## [DIRECTION]
Each line that holds the word "地毯织造技艺" should be returned.

## [RECORDS PROVIDED]
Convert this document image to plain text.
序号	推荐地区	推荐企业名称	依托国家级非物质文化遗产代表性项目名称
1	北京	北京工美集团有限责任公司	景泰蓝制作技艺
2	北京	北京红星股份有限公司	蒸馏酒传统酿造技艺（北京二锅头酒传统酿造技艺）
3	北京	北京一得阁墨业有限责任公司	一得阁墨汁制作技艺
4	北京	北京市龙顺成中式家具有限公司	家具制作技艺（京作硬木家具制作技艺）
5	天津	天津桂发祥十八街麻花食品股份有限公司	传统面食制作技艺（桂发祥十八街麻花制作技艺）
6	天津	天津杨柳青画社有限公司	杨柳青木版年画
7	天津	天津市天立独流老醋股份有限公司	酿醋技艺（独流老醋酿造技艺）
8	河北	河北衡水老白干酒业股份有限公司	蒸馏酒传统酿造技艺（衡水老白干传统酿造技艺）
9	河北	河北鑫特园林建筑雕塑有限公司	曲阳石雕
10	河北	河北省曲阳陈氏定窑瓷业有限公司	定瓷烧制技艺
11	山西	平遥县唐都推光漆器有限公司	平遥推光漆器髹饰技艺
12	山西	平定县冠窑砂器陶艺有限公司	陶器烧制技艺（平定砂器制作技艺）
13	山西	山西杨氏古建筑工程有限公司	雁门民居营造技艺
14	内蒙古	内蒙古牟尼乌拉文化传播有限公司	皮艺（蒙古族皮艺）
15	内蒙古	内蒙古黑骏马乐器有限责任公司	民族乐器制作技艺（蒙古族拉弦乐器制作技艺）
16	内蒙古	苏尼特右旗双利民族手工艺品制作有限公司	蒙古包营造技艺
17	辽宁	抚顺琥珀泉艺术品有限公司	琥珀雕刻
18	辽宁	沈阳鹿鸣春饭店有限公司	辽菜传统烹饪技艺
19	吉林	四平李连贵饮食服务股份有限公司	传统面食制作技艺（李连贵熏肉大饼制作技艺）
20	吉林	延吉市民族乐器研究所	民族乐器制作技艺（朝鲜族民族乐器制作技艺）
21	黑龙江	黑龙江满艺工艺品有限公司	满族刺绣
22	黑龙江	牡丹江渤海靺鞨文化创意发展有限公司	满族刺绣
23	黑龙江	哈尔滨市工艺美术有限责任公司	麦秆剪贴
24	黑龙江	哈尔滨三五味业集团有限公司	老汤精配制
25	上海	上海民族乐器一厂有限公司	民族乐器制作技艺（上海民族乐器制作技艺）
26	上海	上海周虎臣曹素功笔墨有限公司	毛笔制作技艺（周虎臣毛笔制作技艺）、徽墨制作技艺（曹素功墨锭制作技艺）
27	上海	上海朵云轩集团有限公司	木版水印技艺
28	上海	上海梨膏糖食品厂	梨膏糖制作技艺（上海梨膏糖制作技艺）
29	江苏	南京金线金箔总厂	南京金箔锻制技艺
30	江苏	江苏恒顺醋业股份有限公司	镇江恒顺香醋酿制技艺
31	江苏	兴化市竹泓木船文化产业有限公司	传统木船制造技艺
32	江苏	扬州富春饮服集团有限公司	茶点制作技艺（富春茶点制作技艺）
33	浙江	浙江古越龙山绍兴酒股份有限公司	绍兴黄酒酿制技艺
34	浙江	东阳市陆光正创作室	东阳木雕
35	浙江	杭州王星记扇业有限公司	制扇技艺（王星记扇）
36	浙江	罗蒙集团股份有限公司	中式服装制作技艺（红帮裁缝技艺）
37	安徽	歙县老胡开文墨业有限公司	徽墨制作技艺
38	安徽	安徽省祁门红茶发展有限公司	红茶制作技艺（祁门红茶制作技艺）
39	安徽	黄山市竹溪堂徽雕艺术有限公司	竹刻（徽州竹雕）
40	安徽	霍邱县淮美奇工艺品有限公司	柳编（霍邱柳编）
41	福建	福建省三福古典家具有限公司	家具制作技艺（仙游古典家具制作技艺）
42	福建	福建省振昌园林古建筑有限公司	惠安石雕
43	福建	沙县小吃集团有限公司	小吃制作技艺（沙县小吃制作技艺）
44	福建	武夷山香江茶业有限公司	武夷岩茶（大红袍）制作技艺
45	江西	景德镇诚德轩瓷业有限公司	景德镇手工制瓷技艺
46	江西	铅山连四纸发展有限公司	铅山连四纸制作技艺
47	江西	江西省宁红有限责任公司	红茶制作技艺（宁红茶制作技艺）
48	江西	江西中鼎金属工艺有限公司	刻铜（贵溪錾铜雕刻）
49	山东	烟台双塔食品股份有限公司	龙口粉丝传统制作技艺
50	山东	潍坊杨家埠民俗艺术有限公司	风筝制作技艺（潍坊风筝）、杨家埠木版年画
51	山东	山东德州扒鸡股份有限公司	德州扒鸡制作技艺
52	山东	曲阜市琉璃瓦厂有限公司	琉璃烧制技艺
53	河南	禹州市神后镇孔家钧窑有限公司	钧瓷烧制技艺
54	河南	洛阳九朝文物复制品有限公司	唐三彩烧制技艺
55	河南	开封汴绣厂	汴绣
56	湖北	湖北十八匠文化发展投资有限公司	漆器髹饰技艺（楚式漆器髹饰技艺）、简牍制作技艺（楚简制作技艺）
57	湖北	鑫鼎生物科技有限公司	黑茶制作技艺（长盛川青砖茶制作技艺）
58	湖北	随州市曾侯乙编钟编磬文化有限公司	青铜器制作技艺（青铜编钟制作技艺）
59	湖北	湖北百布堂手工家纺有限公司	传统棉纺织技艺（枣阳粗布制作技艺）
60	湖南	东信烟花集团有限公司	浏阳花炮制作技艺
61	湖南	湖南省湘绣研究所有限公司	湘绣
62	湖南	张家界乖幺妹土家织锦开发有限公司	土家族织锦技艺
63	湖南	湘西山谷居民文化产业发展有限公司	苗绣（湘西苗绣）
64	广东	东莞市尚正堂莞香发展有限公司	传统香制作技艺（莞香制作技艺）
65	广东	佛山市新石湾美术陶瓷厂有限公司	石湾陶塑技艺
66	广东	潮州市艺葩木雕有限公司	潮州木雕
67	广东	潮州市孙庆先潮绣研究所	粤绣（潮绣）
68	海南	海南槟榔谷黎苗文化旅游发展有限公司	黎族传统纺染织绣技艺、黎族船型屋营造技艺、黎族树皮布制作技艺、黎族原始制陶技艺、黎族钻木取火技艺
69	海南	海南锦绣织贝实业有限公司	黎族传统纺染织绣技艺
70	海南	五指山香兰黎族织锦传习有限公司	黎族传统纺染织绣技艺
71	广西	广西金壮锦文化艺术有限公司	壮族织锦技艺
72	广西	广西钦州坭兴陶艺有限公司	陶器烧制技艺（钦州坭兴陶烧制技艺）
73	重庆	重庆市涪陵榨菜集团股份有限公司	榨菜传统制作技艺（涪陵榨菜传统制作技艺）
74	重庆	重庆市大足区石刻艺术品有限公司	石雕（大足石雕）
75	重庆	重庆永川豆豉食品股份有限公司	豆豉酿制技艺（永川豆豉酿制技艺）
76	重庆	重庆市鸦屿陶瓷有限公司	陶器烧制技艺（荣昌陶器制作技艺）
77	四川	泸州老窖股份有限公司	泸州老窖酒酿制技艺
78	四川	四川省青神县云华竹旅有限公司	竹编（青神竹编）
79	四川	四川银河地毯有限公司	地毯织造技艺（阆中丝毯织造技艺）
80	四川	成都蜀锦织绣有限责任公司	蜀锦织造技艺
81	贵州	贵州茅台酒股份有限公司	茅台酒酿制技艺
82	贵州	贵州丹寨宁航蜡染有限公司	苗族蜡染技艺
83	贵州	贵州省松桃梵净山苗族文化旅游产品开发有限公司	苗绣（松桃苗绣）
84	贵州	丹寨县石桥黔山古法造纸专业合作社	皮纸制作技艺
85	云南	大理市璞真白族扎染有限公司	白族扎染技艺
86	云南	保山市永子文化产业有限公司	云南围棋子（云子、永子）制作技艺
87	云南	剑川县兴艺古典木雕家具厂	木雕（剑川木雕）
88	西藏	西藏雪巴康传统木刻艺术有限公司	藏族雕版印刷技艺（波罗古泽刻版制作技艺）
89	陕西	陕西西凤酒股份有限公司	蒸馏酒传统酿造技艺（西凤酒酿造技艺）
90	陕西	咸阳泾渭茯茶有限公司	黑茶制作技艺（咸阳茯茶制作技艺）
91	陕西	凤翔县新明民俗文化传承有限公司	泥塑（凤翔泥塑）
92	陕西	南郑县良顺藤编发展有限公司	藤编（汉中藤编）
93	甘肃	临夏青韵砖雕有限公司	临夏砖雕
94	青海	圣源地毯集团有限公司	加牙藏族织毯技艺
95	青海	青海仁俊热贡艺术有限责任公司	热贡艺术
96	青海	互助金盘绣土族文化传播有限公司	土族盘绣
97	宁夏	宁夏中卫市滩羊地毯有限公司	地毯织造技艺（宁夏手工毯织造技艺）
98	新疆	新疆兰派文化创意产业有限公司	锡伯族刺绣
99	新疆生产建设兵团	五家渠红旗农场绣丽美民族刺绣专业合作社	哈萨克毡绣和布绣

## [EXERCISE ANSWER]
79	四川	四川银河地毯有限公司	地毯织造技艺（阆中丝毯织造技艺）
97	宁夏	宁夏中卫市滩羊地毯有限公司	地毯织造技艺（宁夏手工毯织造技艺）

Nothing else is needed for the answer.